[start of ENTRIES SUPPLIED]
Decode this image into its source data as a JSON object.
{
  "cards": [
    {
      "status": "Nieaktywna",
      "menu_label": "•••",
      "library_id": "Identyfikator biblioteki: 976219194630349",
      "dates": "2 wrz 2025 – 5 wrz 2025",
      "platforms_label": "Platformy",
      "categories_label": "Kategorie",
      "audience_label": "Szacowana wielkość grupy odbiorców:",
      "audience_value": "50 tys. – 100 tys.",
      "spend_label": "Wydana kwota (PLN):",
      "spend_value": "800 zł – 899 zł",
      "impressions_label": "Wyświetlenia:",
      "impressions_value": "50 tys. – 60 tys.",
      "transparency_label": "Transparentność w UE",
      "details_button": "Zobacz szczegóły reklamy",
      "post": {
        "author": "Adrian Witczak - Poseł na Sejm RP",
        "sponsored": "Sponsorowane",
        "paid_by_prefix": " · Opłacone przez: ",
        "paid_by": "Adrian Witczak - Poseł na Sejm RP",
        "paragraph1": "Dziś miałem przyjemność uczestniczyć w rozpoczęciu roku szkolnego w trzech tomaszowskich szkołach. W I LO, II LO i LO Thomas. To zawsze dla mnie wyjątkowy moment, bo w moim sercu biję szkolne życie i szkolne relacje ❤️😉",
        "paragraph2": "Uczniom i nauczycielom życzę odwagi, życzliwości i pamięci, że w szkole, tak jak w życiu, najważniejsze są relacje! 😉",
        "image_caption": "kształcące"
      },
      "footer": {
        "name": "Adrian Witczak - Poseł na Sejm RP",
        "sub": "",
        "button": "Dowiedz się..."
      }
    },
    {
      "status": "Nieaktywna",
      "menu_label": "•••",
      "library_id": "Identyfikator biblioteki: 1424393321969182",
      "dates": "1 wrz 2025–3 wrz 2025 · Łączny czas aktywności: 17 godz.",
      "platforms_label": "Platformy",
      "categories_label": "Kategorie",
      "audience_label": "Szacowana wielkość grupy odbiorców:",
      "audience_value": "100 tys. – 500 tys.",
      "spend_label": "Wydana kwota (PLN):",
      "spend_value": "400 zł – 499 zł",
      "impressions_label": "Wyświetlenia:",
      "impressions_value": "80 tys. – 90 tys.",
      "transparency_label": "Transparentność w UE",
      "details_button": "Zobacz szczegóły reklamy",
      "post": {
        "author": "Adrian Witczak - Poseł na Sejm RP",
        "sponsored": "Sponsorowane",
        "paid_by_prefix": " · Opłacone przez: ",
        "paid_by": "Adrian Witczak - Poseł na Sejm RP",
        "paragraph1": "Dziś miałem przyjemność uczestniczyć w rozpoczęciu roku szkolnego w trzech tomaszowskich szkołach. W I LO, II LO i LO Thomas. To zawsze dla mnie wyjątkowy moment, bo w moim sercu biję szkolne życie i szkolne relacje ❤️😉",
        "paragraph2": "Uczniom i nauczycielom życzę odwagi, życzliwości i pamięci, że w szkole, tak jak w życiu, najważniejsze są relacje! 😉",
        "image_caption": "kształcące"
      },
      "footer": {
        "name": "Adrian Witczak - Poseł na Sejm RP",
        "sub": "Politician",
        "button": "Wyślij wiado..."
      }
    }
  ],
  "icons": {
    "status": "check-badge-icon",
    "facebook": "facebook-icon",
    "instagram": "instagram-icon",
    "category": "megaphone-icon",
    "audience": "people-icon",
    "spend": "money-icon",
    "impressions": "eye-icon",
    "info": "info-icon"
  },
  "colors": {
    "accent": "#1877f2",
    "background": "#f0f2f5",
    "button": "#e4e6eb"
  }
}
[end of ENTRIES SUPPLIED]
Exactly reproduce every line found in the records.

SOLUTION TO THE EXERCISE:
Decode this image into its source data as a JSON object.
{
  "cards": [
    {
      "status": "Nieaktywna",
      "menu_label": "•••",
      "library_id": "Identyfikator biblioteki: 976219194630349",
      "dates": "2 wrz 2025 – 5 wrz 2025",
      "platforms_label": "Platformy",
      "categories_label": "Kategorie",
      "audience_label": "Szacowana wielkość grupy odbiorców:",
      "audience_value": "50 tys. – 100 tys.",
      "spend_label": "Wydana kwota (PLN):",
      "spend_value": "800 zł – 899 zł",
      "impressions_label": "Wyświetlenia:",
      "impressions_value": "50 tys. – 60 tys.",
      "transparency_label": "Transparentność w UE",
      "details_button": "Zobacz szczegóły reklamy",
      "post": {
        "author": "Adrian Witczak - Poseł na Sejm RP",
        "sponsored": "Sponsorowane",
        "paid_by_prefix": " · Opłacone przez: ",
        "paid_by": "Adrian Witczak - Poseł na Sejm RP",
        "paragraph1": "Dziś miałem przyjemność uczestniczyć w rozpoczęciu roku szkolnego w trzech tomaszowskich szkołach. W I LO, II LO i LO Thomas. To zawsze dla mnie wyjątkowy moment, bo w moim sercu biję szkolne życie i szkolne relacje ❤️😉",
        "paragraph2": "Uczniom i nauczycielom życzę odwagi, życzliwości i pamięci, że w szkole, tak jak w życiu, najważniejsze są relacje! 😉",
        "image_caption": "kształcące"
      },
      "footer": {
        "name": "Adrian Witczak - Poseł na Sejm RP",
        "sub": "",
        "button": "Dowiedz się..."
      }
    },
    {
      "status": "Nieaktywna",
      "menu_label": "•••",
      "library_id": "Identyfikator biblioteki: 1424393321969182",
      "dates": "1 wrz 2025–3 wrz 2025 · Łączny czas aktywności: 17 godz.",
      "platforms_label": "Platformy",
      "categories_label": "Kategorie",
      "audience_label": "Szacowana wielkość grupy odbiorców:",
      "audience_value": "100 tys. – 500 tys.",
      "spend_label": "Wydana kwota (PLN):",
      "spend_value": "400 zł – 499 zł",
      "impressions_label": "Wyświetlenia:",
      "impressions_value": "80 tys. – 90 tys.",
      "transparency_label": "Transparentność w UE",
      "details_button": "Zobacz szczegóły reklamy",
      "post": {
        "author": "Adrian Witczak - Poseł na Sejm RP",
        "sponsored": "Sponsorowane",
        "paid_by_prefix": " · Opłacone przez: ",
        "paid_by": "Adrian Witczak - Poseł na Sejm RP",
        "paragraph1": "Dziś miałem przyjemność uczestniczyć w rozpoczęciu roku szkolnego w trzech tomaszowskich szkołach. W I LO, II LO i LO Thomas. To zawsze dla mnie wyjątkowy moment, bo w moim sercu biję szkolne życie i szkolne relacje ❤️😉",
        "paragraph2": "Uczniom i nauczycielom życzę odwagi, życzliwości i pamięci, że w szkole, tak jak w życiu, najważniejsze są relacje! 😉",
        "image_caption": "kształcące"
      },
      "footer": {
        "name": "Adrian Witczak - Poseł na Sejm RP",
        "sub": "Politician",
        "button": "Wyślij wiado..."
      }
    }
  ],
  "icons": {
    "status": "check-badge-icon",
    "facebook": "facebook-icon",
    "instagram": "instagram-icon",
    "category": "megaphone-icon",
    "audience": "people-icon",
    "spend": "money-icon",
    "impressions": "eye-icon",
    "info": "info-icon"
  },
  "colors": {
    "accent": "#1877f2",
    "background": "#f0f2f5",
    "button": "#e4e6eb"
  }
}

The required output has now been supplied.